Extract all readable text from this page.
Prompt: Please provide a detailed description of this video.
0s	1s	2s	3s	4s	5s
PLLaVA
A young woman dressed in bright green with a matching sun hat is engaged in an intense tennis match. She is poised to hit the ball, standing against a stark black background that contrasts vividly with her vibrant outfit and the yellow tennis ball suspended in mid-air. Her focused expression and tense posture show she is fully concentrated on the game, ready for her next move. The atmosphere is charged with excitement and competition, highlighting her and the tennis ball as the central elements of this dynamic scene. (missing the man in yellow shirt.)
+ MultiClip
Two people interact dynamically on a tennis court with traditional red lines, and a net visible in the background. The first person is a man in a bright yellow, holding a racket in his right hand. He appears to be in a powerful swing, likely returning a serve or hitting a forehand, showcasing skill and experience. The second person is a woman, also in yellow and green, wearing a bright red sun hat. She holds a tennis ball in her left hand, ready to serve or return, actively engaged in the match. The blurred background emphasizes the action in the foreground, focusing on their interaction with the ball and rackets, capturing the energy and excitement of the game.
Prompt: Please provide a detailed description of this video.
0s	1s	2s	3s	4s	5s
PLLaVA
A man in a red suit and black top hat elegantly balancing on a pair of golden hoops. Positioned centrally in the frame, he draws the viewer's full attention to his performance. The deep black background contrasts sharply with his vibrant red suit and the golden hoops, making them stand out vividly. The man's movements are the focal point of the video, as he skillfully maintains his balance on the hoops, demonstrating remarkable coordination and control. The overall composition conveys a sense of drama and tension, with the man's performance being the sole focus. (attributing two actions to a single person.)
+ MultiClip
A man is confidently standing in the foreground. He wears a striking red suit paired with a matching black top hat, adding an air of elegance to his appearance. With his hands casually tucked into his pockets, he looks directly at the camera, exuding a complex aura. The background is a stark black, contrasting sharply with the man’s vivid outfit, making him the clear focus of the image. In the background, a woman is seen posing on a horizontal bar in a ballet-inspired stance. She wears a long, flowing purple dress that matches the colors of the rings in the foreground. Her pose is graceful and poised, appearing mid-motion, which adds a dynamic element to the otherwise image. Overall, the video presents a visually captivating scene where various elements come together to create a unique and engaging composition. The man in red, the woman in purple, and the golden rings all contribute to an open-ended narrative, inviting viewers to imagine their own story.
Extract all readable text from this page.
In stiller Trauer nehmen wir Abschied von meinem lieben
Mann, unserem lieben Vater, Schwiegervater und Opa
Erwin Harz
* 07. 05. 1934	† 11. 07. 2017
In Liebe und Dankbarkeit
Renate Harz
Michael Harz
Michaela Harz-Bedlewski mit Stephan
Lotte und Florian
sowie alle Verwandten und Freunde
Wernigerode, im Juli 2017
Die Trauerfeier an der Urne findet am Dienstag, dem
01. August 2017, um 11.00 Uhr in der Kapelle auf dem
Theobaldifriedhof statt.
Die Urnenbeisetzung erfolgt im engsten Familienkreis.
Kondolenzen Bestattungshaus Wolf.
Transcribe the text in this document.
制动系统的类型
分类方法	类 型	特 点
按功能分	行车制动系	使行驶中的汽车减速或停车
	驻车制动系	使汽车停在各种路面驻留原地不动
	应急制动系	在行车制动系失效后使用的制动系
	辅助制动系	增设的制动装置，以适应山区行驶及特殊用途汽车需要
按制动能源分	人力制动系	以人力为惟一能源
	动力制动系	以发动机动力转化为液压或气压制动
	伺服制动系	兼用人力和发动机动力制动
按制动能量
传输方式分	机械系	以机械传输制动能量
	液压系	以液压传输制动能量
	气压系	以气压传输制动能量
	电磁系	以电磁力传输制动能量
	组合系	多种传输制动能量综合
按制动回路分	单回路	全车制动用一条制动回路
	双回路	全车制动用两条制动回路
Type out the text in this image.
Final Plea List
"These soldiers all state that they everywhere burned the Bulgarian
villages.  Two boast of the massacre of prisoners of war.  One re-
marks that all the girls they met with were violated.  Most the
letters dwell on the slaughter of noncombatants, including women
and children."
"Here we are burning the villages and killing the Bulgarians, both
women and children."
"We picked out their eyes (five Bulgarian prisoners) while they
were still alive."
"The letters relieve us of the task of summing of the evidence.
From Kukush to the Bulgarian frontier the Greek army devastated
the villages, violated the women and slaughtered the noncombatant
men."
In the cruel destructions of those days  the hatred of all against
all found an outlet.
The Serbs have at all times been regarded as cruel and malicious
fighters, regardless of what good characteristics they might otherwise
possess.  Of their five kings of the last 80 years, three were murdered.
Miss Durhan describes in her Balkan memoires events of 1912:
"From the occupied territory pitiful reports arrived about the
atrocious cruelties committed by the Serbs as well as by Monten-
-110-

SHORT TASK> The full set of records should be duplicated exactly.

SOLUTION TO THE PROBLEM>
Extract all readable text from this page.
Prompt: Please provide a detailed description of this video.
0s	1s	2s	3s	4s	5s
PLLaVA
A young woman dressed in bright green with a matching sun hat is engaged in an intense tennis match. She is poised to hit the ball, standing against a stark black background that contrasts vividly with her vibrant outfit and the yellow tennis ball suspended in mid-air. Her focused expression and tense posture show she is fully concentrated on the game, ready for her next move. The atmosphere is charged with excitement and competition, highlighting her and the tennis ball as the central elements of this dynamic scene. (missing the man in yellow shirt.)
+ MultiClip
Two people interact dynamically on a tennis court with traditional red lines, and a net visible in the background. The first person is a man in a bright yellow, holding a racket in his right hand. He appears to be in a powerful swing, likely returning a serve or hitting a forehand, showcasing skill and experience. The second person is a woman, also in yellow and green, wearing a bright red sun hat. She holds a tennis ball in her left hand, ready to serve or return, actively engaged in the match. The blurred background emphasizes the action in the foreground, focusing on their interaction with the ball and rackets, capturing the energy and excitement of the game.
Prompt: Please provide a detailed description of this video.
0s	1s	2s	3s	4s	5s
PLLaVA
A man in a red suit and black top hat elegantly balancing on a pair of golden hoops. Positioned centrally in the frame, he draws the viewer's full attention to his performance. The deep black background contrasts sharply with his vibrant red suit and the golden hoops, making them stand out vividly. The man's movements are the focal point of the video, as he skillfully maintains his balance on the hoops, demonstrating remarkable coordination and control. The overall composition conveys a sense of drama and tension, with the man's performance being the sole focus. (attributing two actions to a single person.)
+ MultiClip
A man is confidently standing in the foreground. He wears a striking red suit paired with a matching black top hat, adding an air of elegance to his appearance. With his hands casually tucked into his pockets, he looks directly at the camera, exuding a complex aura. The background is a stark black, contrasting sharply with the man’s vivid outfit, making him the clear focus of the image. In the background, a woman is seen posing on a horizontal bar in a ballet-inspired stance. She wears a long, flowing purple dress that matches the colors of the rings in the foreground. Her pose is graceful and poised, appearing mid-motion, which adds a dynamic element to the otherwise image. Overall, the video presents a visually captivating scene where various elements come together to create a unique and engaging composition. The man in red, the woman in purple, and the golden rings all contribute to an open-ended narrative, inviting viewers to imagine their own story.
Extract all readable text from this page.
In stiller Trauer nehmen wir Abschied von meinem lieben
Mann, unserem lieben Vater, Schwiegervater und Opa
Erwin Harz
* 07. 05. 1934	† 11. 07. 2017
In Liebe und Dankbarkeit
Renate Harz
Michael Harz
Michaela Harz-Bedlewski mit Stephan
Lotte und Florian
sowie alle Verwandten und Freunde
Wernigerode, im Juli 2017
Die Trauerfeier an der Urne findet am Dienstag, dem
01. August 2017, um 11.00 Uhr in der Kapelle auf dem
Theobaldifriedhof statt.
Die Urnenbeisetzung erfolgt im engsten Familienkreis.
Kondolenzen Bestattungshaus Wolf.
Transcribe the text in this document.
制动系统的类型
分类方法	类 型	特 点
按功能分	行车制动系	使行驶中的汽车减速或停车
	驻车制动系	使汽车停在各种路面驻留原地不动
	应急制动系	在行车制动系失效后使用的制动系
	辅助制动系	增设的制动装置，以适应山区行驶及特殊用途汽车需要
按制动能源分	人力制动系	以人力为惟一能源
	动力制动系	以发动机动力转化为液压或气压制动
	伺服制动系	兼用人力和发动机动力制动
按制动能量
传输方式分	机械系	以机械传输制动能量
	液压系	以液压传输制动能量
	气压系	以气压传输制动能量
	电磁系	以电磁力传输制动能量
	组合系	多种传输制动能量综合
按制动回路分	单回路	全车制动用一条制动回路
	双回路	全车制动用两条制动回路
Type out the text in this image.
Final Plea List
"These soldiers all state that they everywhere burned the Bulgarian
villages.  Two boast of the massacre of prisoners of war.  One re-
marks that all the girls they met with were violated.  Most the
letters dwell on the slaughter of noncombatants, including women
and children."
"Here we are burning the villages and killing the Bulgarians, both
women and children."
"We picked out their eyes (five Bulgarian prisoners) while they
were still alive."
"The letters relieve us of the task of summing of the evidence.
From Kukush to the Bulgarian frontier the Greek army devastated
the villages, violated the women and slaughtered the noncombatant
men."
In the cruel destructions of those days  the hatred of all against
all found an outlet.
The Serbs have at all times been regarded as cruel and malicious
fighters, regardless of what good characteristics they might otherwise
possess.  Of their five kings of the last 80 years, three were murdered.
Miss Durhan describes in her Balkan memoires events of 1912:
"From the occupied territory pitiful reports arrived about the
atrocious cruelties committed by the Serbs as well as by Monten-
-110-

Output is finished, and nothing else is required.